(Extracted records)
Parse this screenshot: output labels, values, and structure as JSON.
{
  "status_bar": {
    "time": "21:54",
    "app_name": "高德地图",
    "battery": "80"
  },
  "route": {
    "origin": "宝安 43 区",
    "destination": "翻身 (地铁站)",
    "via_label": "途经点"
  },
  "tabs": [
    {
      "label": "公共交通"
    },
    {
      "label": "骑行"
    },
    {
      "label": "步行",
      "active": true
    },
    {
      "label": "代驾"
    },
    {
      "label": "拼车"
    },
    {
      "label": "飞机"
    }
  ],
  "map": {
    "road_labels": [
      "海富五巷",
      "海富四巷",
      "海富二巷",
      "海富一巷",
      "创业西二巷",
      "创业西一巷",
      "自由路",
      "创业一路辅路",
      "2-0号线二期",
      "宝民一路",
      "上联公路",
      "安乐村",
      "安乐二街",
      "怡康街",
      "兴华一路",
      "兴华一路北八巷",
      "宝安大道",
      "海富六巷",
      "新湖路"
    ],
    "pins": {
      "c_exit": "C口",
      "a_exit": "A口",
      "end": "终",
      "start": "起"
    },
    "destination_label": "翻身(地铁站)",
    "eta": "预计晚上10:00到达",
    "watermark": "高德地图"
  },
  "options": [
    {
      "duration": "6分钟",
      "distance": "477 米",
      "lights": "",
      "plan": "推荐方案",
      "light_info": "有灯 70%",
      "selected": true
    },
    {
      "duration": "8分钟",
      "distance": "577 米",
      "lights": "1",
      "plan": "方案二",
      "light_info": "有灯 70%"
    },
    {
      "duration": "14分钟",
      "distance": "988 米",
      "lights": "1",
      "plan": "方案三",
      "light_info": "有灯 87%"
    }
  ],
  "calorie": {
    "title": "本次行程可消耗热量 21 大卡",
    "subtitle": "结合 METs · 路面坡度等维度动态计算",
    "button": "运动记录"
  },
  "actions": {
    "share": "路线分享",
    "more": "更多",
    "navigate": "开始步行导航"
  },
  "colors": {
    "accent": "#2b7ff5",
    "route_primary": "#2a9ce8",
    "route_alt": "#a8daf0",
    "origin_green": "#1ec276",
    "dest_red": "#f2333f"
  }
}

▸ **DIRECTION**: Type out the full listing again, exactly as given.

▸ **RESPONSE TO THIS TASK**:
Parse this screenshot: output labels, values, and structure as JSON.
{
  "status_bar": {
    "time": "21:54",
    "app_name": "高德地图",
    "battery": "80"
  },
  "route": {
    "origin": "宝安 43 区",
    "destination": "翻身 (地铁站)",
    "via_label": "途经点"
  },
  "tabs": [
    {
      "label": "公共交通"
    },
    {
      "label": "骑行"
    },
    {
      "label": "步行",
      "active": true
    },
    {
      "label": "代驾"
    },
    {
      "label": "拼车"
    },
    {
      "label": "飞机"
    }
  ],
  "map": {
    "road_labels": [
      "海富五巷",
      "海富四巷",
      "海富二巷",
      "海富一巷",
      "创业西二巷",
      "创业西一巷",
      "自由路",
      "创业一路辅路",
      "2-0号线二期",
      "宝民一路",
      "上联公路",
      "安乐村",
      "安乐二街",
      "怡康街",
      "兴华一路",
      "兴华一路北八巷",
      "宝安大道",
      "海富六巷",
      "新湖路"
    ],
    "pins": {
      "c_exit": "C口",
      "a_exit": "A口",
      "end": "终",
      "start": "起"
    },
    "destination_label": "翻身(地铁站)",
    "eta": "预计晚上10:00到达",
    "watermark": "高德地图"
  },
  "options": [
    {
      "duration": "6分钟",
      "distance": "477 米",
      "lights": "",
      "plan": "推荐方案",
      "light_info": "有灯 70%",
      "selected": true
    },
    {
      "duration": "8分钟",
      "distance": "577 米",
      "lights": "1",
      "plan": "方案二",
      "light_info": "有灯 70%"
    },
    {
      "duration": "14分钟",
      "distance": "988 米",
      "lights": "1",
      "plan": "方案三",
      "light_info": "有灯 87%"
    }
  ],
  "calorie": {
    "title": "本次行程可消耗热量 21 大卡",
    "subtitle": "结合 METs · 路面坡度等维度动态计算",
    "button": "运动记录"
  },
  "actions": {
    "share": "路线分享",
    "more": "更多",
    "navigate": "开始步行导航"
  },
  "colors": {
    "accent": "#2b7ff5",
    "route_primary": "#2a9ce8",
    "route_alt": "#a8daf0",
    "origin_green": "#1ec276",
    "dest_red": "#f2333f"
  }
}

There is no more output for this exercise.